(Stored records)

┌──

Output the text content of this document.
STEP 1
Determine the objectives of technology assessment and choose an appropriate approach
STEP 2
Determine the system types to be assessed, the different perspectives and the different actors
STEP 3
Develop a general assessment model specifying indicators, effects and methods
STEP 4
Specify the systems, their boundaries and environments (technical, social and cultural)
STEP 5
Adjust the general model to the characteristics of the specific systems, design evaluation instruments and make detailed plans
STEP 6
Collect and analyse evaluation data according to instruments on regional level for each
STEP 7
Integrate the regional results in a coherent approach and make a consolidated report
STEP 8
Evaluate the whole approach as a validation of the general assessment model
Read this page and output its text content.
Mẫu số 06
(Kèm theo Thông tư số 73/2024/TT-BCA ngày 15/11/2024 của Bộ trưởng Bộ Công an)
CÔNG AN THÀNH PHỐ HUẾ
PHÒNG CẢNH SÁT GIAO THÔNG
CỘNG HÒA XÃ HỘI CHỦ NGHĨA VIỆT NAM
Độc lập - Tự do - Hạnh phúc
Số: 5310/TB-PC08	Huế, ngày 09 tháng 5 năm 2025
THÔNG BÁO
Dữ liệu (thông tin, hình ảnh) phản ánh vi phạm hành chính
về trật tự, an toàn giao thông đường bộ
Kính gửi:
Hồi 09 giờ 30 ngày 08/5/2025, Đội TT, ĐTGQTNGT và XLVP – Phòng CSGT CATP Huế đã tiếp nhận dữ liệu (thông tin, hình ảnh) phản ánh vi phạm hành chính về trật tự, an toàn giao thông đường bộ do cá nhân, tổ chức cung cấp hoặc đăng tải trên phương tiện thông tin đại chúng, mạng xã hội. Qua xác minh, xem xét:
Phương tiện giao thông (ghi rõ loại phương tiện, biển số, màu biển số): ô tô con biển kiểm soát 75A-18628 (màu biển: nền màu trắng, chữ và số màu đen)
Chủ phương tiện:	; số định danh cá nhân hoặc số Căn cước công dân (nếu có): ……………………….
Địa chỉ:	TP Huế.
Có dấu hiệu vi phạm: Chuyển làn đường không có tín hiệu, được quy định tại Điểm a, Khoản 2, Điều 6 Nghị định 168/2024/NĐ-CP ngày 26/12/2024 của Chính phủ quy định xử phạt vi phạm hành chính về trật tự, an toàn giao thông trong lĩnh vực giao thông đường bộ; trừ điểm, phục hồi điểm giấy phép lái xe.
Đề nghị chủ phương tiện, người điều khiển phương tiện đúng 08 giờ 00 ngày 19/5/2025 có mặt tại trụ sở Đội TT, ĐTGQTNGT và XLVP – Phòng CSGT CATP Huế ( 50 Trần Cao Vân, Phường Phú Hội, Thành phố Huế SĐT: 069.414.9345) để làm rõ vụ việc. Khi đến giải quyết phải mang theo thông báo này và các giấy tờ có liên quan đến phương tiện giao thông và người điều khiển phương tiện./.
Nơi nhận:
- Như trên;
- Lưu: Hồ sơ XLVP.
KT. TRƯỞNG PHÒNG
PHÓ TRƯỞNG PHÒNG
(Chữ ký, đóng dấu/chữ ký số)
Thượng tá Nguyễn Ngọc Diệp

└──

STATED GOAL:
Write every line of the material above again, exactly.

PROBLEM SOLUTION:
Output the text content of this document.
STEP 1
Determine the objectives of technology assessment and choose an appropriate approach
STEP 2
Determine the system types to be assessed, the different perspectives and the different actors
STEP 3
Develop a general assessment model specifying indicators, effects and methods
STEP 4
Specify the systems, their boundaries and environments (technical, social and cultural)
STEP 5
Adjust the general model to the characteristics of the specific systems, design evaluation instruments and make detailed plans
STEP 6
Collect and analyse evaluation data according to instruments on regional level for each
STEP 7
Integrate the regional results in a coherent approach and make a consolidated report
STEP 8
Evaluate the whole approach as a validation of the general assessment model
Read this page and output its text content.
Mẫu số 06
(Kèm theo Thông tư số 73/2024/TT-BCA ngày 15/11/2024 của Bộ trưởng Bộ Công an)
CÔNG AN THÀNH PHỐ HUẾ
PHÒNG CẢNH SÁT GIAO THÔNG
CỘNG HÒA XÃ HỘI CHỦ NGHĨA VIỆT NAM
Độc lập - Tự do - Hạnh phúc
Số: 5310/TB-PC08	Huế, ngày 09 tháng 5 năm 2025
THÔNG BÁO
Dữ liệu (thông tin, hình ảnh) phản ánh vi phạm hành chính
về trật tự, an toàn giao thông đường bộ
Kính gửi:
Hồi 09 giờ 30 ngày 08/5/2025, Đội TT, ĐTGQTNGT và XLVP – Phòng CSGT CATP Huế đã tiếp nhận dữ liệu (thông tin, hình ảnh) phản ánh vi phạm hành chính về trật tự, an toàn giao thông đường bộ do cá nhân, tổ chức cung cấp hoặc đăng tải trên phương tiện thông tin đại chúng, mạng xã hội. Qua xác minh, xem xét:
Phương tiện giao thông (ghi rõ loại phương tiện, biển số, màu biển số): ô tô con biển kiểm soát 75A-18628 (màu biển: nền màu trắng, chữ và số màu đen)
Chủ phương tiện:	; số định danh cá nhân hoặc số Căn cước công dân (nếu có): ……………………….
Địa chỉ:	TP Huế.
Có dấu hiệu vi phạm: Chuyển làn đường không có tín hiệu, được quy định tại Điểm a, Khoản 2, Điều 6 Nghị định 168/2024/NĐ-CP ngày 26/12/2024 của Chính phủ quy định xử phạt vi phạm hành chính về trật tự, an toàn giao thông trong lĩnh vực giao thông đường bộ; trừ điểm, phục hồi điểm giấy phép lái xe.
Đề nghị chủ phương tiện, người điều khiển phương tiện đúng 08 giờ 00 ngày 19/5/2025 có mặt tại trụ sở Đội TT, ĐTGQTNGT và XLVP – Phòng CSGT CATP Huế ( 50 Trần Cao Vân, Phường Phú Hội, Thành phố Huế SĐT: 069.414.9345) để làm rõ vụ việc. Khi đến giải quyết phải mang theo thông báo này và các giấy tờ có liên quan đến phương tiện giao thông và người điều khiển phương tiện./.
Nơi nhận:
- Như trên;
- Lưu: Hồ sơ XLVP.
KT. TRƯỞNG PHÒNG
PHÓ TRƯỞNG PHÒNG
(Chữ ký, đóng dấu/chữ ký số)
Thượng tá Nguyễn Ngọc Diệp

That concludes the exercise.